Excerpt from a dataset

★ ★ ★ ★ ★

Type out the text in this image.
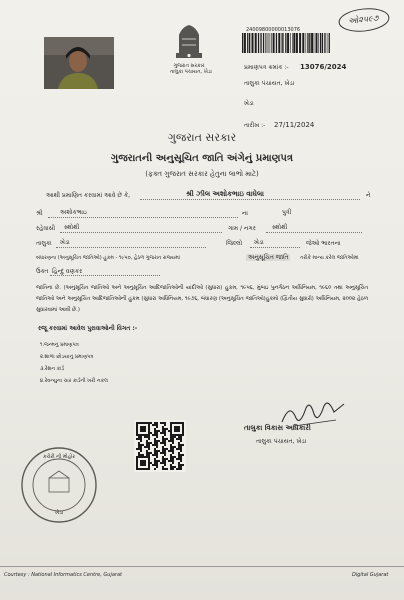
ગુજરાત સરકાર
તાલુકા પંચાયત, ખેડા
ઓ૨૫૯૭
24009800000013076
પ્રમાણપત્ર ક્રમાંક :- 13076/2024
તાલુકા પંચાયત, ખેડા
ખેડા
તારીખ :- 27/11/2024
ગુજરાત સરકાર
ગુજરાતની અનુસૂચિત જાતિ અંગેનું પ્રમાણપત્ર
(ફક્ત ગુજરાત સરકાર હેતુના લાભો માટે)
આથી પ્રમાણિત કરવામાં આવે છે કે,	શ્રી ઝીલ અશોકભાઇ વાઘેલા	ને
શ્રી	અશોકભાઇ	ના	પુત્રી
રહેવાસી સ્થોથી	ગામ / નગર	સ્થોથી
તાલુકા ખેડા	જિલ્લો ખેડા	જેઓ ભારતના
બંધારણના (અનુસૂચિત જાતિઓ) હુકમ - ૧૯૫૦, હેઠળ ગુજરાત રાજ્યમાં	અનુસૂચિત જાતિ	તરીકે માન્ય કરેલ જાતિઓમાં
ઉક્ત હિન્દુ વણકર
જાતિના છે. (અનુસૂચિત જાતિઓ અને અનુસૂચિત આદિજાતિઓની યાદીઓ (સુધારા) હુકમ, ૧૯૫૬, મુંબઇ પુનર્ગઠન અધિનિયમ, ૧૯૬૦ તથા અનુસૂચિત જાતિઓ અને અનુસૂચિત આદિજાતિઓની હુકમ (સુધારા અધિનિયમ, ૧૯૭૬, બંધારણ (અનુસૂચિત જાતિઓ)હુકમો (દ્વિતીય સુધારો) અધિનિયમ, ૨૦૦૨ હેઠળ સુધારવામાં આવી છે.)
રજૂ કરવામાં આવેલ પુરાવાઓની વિગત :-
૧.જન્મનું પ્રમાણપત્ર
૨.શાળા છોડયાનું પ્રમાણપત્ર
૩.રેશન કાર્ડ
૪.રેવન્યુના ચાર કાર્ડની ખરી નકલ
કચેરી ની મોહોર
ખેડા
તાલુકા વિકાસ અધિકારી
તાલુકા પંચાયત, ખેડા
Courtesy : National Informatics Centre, Gujarat	Digital Gujarat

★ ★ ★ ★ ★

Take the listing above and print it exactly, apart from the pictures.

Type out the text in this image.
ગુજરાત સરકાર
તાલુકા પંચાયત, ખેડા
ઓ૨૫૯૭
24009800000013076
પ્રમાણપત્ર ક્રમાંક :- 13076/2024
તાલુકા પંચાયત, ખેડા
ખેડા
તારીખ :- 27/11/2024
ગુજરાત સરકાર
ગુજરાતની અનુસૂચિત જાતિ અંગેનું પ્રમાણપત્ર
(ફક્ત ગુજરાત સરકાર હેતુના લાભો માટે)
આથી પ્રમાણિત કરવામાં આવે છે કે,	શ્રી ઝીલ અશોકભાઇ વાઘેલા	ને
શ્રી	અશોકભાઇ	ના	પુત્રી
રહેવાસી સ્થોથી	ગામ / નગર	સ્થોથી
તાલુકા ખેડા	જિલ્લો ખેડા	જેઓ ભારતના
બંધારણના (અનુસૂચિત જાતિઓ) હુકમ - ૧૯૫૦, હેઠળ ગુજરાત રાજ્યમાં	અનુસૂચિત જાતિ	તરીકે માન્ય કરેલ જાતિઓમાં
ઉક્ત હિન્દુ વણકર
જાતિના છે. (અનુસૂચિત જાતિઓ અને અનુસૂચિત આદિજાતિઓની યાદીઓ (સુધારા) હુકમ, ૧૯૫૬, મુંબઇ પુનર્ગઠન અધિનિયમ, ૧૯૬૦ તથા અનુસૂચિત જાતિઓ અને અનુસૂચિત આદિજાતિઓની હુકમ (સુધારા અધિનિયમ, ૧૯૭૬, બંધારણ (અનુસૂચિત જાતિઓ)હુકમો (દ્વિતીય સુધારો) અધિનિયમ, ૨૦૦૨ હેઠળ સુધારવામાં આવી છે.)
રજૂ કરવામાં આવેલ પુરાવાઓની વિગત :-
૧.જન્મનું પ્રમાણપત્ર
૨.શાળા છોડયાનું પ્રમાણપત્ર
૩.રેશન કાર્ડ
૪.રેવન્યુના ચાર કાર્ડની ખરી નકલ
કચેરી ની મોહોર
ખેડા
તાલુકા વિકાસ અધિકારી
તાલુકા પંચાયત, ખેડા
Courtesy : National Informatics Centre, Gujarat	Digital Gujarat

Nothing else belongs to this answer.